- PROBLEM REQUIREMENTS:
Filter the entries that follow, copying every line in which the word "JSON" appears.
** start of THE INPUT **
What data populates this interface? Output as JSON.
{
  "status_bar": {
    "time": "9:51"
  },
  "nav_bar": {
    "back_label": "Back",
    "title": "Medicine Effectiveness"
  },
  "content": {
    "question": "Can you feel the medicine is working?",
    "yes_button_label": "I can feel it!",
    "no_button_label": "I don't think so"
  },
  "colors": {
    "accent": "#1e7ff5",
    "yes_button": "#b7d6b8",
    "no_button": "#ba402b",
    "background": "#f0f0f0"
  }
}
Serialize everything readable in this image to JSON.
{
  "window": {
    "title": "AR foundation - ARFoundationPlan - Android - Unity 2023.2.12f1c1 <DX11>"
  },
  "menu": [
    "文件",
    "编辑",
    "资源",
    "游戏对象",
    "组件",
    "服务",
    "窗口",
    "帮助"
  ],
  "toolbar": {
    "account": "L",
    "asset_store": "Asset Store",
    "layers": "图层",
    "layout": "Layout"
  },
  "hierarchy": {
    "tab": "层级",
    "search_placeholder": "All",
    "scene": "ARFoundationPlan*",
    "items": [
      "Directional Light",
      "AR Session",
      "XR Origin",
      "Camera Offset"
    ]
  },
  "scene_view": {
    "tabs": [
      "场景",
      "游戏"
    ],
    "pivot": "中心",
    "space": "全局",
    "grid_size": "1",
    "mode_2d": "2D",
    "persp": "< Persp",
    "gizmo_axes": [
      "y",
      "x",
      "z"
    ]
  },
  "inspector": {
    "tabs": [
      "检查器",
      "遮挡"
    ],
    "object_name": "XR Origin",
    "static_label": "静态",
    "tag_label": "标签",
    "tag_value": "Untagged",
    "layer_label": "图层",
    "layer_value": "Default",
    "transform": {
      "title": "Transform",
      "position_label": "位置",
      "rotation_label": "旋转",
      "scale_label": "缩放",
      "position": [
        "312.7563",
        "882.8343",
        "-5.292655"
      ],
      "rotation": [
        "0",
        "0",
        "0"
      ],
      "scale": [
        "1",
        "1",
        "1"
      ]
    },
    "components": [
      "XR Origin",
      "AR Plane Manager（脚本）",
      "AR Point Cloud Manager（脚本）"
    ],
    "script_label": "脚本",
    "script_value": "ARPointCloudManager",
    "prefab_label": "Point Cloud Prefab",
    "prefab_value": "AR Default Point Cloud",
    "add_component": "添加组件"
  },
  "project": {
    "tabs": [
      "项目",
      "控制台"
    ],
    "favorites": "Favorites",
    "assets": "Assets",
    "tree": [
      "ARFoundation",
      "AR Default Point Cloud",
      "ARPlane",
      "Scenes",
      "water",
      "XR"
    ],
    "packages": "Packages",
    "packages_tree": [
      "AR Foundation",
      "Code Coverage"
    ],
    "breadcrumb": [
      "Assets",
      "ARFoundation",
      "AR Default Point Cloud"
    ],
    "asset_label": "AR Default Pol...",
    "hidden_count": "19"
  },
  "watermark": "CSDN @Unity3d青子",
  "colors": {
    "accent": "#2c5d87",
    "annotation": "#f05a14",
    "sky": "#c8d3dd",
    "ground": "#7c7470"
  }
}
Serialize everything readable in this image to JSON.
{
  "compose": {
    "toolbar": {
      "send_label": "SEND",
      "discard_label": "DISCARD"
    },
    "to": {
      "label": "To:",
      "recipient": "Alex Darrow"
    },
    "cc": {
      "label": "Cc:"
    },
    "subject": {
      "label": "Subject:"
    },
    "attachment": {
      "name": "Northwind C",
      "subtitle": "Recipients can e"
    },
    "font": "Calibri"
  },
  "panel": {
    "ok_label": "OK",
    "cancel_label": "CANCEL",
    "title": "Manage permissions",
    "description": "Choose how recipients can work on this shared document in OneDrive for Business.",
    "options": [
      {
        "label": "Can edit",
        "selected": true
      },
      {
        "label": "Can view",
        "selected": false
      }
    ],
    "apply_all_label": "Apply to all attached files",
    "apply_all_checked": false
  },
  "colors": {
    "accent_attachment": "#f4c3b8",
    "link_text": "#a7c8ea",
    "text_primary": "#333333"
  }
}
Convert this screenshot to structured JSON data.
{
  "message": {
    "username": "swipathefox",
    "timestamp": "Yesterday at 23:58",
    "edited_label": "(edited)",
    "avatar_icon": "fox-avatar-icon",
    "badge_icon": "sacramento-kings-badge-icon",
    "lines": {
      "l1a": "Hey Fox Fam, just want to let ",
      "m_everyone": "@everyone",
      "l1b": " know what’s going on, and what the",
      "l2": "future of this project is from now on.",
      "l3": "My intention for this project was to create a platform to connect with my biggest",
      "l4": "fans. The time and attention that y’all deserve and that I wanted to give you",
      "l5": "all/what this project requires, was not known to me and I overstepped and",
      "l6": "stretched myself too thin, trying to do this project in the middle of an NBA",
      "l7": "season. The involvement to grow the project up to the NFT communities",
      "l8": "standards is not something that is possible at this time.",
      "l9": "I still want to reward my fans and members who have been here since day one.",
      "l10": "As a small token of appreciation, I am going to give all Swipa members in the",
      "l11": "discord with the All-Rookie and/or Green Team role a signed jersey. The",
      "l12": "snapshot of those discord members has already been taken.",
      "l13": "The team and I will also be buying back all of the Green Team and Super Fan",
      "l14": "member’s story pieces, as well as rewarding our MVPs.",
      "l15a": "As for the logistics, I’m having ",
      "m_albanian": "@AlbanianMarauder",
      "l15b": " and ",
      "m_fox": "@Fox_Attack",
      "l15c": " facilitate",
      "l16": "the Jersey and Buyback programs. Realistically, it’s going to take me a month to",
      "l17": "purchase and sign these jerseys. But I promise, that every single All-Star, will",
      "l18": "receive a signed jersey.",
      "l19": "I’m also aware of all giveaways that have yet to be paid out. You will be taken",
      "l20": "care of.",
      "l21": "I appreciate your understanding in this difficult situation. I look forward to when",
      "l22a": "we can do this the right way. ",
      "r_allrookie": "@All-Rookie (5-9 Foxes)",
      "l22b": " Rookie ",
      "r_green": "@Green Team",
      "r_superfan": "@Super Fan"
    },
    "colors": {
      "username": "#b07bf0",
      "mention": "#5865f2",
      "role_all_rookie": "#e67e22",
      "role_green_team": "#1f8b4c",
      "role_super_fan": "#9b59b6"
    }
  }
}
** end of THE INPUT **
- TASK ANSWER:
What data populates this interface? Output as JSON.
Serialize everything readable in this image to JSON.
Serialize everything readable in this image to JSON.
Convert this screenshot to structured JSON data.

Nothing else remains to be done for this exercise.